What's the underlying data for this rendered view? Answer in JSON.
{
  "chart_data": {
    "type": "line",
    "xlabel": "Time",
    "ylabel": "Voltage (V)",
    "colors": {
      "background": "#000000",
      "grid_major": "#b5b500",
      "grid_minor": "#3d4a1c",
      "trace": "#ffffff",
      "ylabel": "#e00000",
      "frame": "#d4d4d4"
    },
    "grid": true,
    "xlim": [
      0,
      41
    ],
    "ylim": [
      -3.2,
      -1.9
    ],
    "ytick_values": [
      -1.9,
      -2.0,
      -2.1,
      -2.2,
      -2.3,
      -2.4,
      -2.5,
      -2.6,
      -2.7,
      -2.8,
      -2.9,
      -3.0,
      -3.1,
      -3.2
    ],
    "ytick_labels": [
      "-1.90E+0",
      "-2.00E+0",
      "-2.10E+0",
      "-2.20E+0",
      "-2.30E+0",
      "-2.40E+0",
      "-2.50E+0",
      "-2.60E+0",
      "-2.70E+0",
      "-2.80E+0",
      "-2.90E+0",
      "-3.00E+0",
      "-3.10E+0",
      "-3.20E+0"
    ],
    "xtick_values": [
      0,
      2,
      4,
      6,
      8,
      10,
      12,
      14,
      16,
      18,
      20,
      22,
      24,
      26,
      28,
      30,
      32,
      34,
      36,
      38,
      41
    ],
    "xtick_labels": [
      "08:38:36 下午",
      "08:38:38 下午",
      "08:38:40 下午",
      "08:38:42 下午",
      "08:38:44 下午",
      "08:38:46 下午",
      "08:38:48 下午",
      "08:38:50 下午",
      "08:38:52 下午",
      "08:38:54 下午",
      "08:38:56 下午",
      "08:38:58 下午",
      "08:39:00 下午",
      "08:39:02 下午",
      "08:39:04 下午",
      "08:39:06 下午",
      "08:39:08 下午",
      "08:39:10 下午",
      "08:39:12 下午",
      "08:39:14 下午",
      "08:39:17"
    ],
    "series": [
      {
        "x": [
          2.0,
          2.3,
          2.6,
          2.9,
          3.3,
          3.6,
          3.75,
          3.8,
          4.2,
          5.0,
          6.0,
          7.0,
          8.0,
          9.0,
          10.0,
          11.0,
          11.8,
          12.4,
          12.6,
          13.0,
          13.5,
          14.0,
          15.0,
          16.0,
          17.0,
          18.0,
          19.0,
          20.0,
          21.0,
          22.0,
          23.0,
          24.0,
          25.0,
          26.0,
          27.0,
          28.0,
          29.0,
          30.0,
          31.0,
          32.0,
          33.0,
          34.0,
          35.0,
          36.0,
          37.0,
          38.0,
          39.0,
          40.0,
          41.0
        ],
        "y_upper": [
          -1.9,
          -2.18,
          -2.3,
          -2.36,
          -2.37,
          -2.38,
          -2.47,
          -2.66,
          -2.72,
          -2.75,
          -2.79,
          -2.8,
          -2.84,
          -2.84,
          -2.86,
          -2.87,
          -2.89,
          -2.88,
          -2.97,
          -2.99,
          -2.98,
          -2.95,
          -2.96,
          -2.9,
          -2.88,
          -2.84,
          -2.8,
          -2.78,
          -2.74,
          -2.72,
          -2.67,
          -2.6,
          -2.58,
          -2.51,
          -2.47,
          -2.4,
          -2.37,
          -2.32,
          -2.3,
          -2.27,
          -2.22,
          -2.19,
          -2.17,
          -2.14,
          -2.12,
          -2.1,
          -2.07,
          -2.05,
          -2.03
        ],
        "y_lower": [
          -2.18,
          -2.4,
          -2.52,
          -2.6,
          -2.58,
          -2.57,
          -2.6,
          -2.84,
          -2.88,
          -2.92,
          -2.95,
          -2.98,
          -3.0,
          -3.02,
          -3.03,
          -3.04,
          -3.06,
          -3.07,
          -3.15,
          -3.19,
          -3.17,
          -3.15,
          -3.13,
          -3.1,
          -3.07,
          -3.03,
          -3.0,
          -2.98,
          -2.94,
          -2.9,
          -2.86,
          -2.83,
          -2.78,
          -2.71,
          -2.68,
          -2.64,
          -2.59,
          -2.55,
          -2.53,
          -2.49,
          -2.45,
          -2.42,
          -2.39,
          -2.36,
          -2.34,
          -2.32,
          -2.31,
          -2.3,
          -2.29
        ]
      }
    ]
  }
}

## Exercise description
Return every entry exactly as given.

## In response
What's the underlying data for this rendered view? Answer in JSON.
{
  "chart_data": {
    "type": "line",
    "xlabel": "Time",
    "ylabel": "Voltage (V)",
    "colors": {
      "background": "#000000",
      "grid_major": "#b5b500",
      "grid_minor": "#3d4a1c",
      "trace": "#ffffff",
      "ylabel": "#e00000",
      "frame": "#d4d4d4"
    },
    "grid": true,
    "xlim": [
      0,
      41
    ],
    "ylim": [
      -3.2,
      -1.9
    ],
    "ytick_values": [
      -1.9,
      -2.0,
      -2.1,
      -2.2,
      -2.3,
      -2.4,
      -2.5,
      -2.6,
      -2.7,
      -2.8,
      -2.9,
      -3.0,
      -3.1,
      -3.2
    ],
    "ytick_labels": [
      "-1.90E+0",
      "-2.00E+0",
      "-2.10E+0",
      "-2.20E+0",
      "-2.30E+0",
      "-2.40E+0",
      "-2.50E+0",
      "-2.60E+0",
      "-2.70E+0",
      "-2.80E+0",
      "-2.90E+0",
      "-3.00E+0",
      "-3.10E+0",
      "-3.20E+0"
    ],
    "xtick_values": [
      0,
      2,
      4,
      6,
      8,
      10,
      12,
      14,
      16,
      18,
      20,
      22,
      24,
      26,
      28,
      30,
      32,
      34,
      36,
      38,
      41
    ],
    "xtick_labels": [
      "08:38:36 下午",
      "08:38:38 下午",
      "08:38:40 下午",
      "08:38:42 下午",
      "08:38:44 下午",
      "08:38:46 下午",
      "08:38:48 下午",
      "08:38:50 下午",
      "08:38:52 下午",
      "08:38:54 下午",
      "08:38:56 下午",
      "08:38:58 下午",
      "08:39:00 下午",
      "08:39:02 下午",
      "08:39:04 下午",
      "08:39:06 下午",
      "08:39:08 下午",
      "08:39:10 下午",
      "08:39:12 下午",
      "08:39:14 下午",
      "08:39:17"
    ],
    "series": [
      {
        "x": [
          2.0,
          2.3,
          2.6,
          2.9,
          3.3,
          3.6,
          3.75,
          3.8,
          4.2,
          5.0,
          6.0,
          7.0,
          8.0,
          9.0,
          10.0,
          11.0,
          11.8,
          12.4,
          12.6,
          13.0,
          13.5,
          14.0,
          15.0,
          16.0,
          17.0,
          18.0,
          19.0,
          20.0,
          21.0,
          22.0,
          23.0,
          24.0,
          25.0,
          26.0,
          27.0,
          28.0,
          29.0,
          30.0,
          31.0,
          32.0,
          33.0,
          34.0,
          35.0,
          36.0,
          37.0,
          38.0,
          39.0,
          40.0,
          41.0
        ],
        "y_upper": [
          -1.9,
          -2.18,
          -2.3,
          -2.36,
          -2.37,
          -2.38,
          -2.47,
          -2.66,
          -2.72,
          -2.75,
          -2.79,
          -2.8,
          -2.84,
          -2.84,
          -2.86,
          -2.87,
          -2.89,
          -2.88,
          -2.97,
          -2.99,
          -2.98,
          -2.95,
          -2.96,
          -2.9,
          -2.88,
          -2.84,
          -2.8,
          -2.78,
          -2.74,
          -2.72,
          -2.67,
          -2.6,
          -2.58,
          -2.51,
          -2.47,
          -2.4,
          -2.37,
          -2.32,
          -2.3,
          -2.27,
          -2.22,
          -2.19,
          -2.17,
          -2.14,
          -2.12,
          -2.1,
          -2.07,
          -2.05,
          -2.03
        ],
        "y_lower": [
          -2.18,
          -2.4,
          -2.52,
          -2.6,
          -2.58,
          -2.57,
          -2.6,
          -2.84,
          -2.88,
          -2.92,
          -2.95,
          -2.98,
          -3.0,
          -3.02,
          -3.03,
          -3.04,
          -3.06,
          -3.07,
          -3.15,
          -3.19,
          -3.17,
          -3.15,
          -3.13,
          -3.1,
          -3.07,
          -3.03,
          -3.0,
          -2.98,
          -2.94,
          -2.9,
          -2.86,
          -2.83,
          -2.78,
          -2.71,
          -2.68,
          -2.64,
          -2.59,
          -2.55,
          -2.53,
          -2.49,
          -2.45,
          -2.42,
          -2.39,
          -2.36,
          -2.34,
          -2.32,
          -2.31,
          -2.3,
          -2.29
        ]
      }
    ]
  }
}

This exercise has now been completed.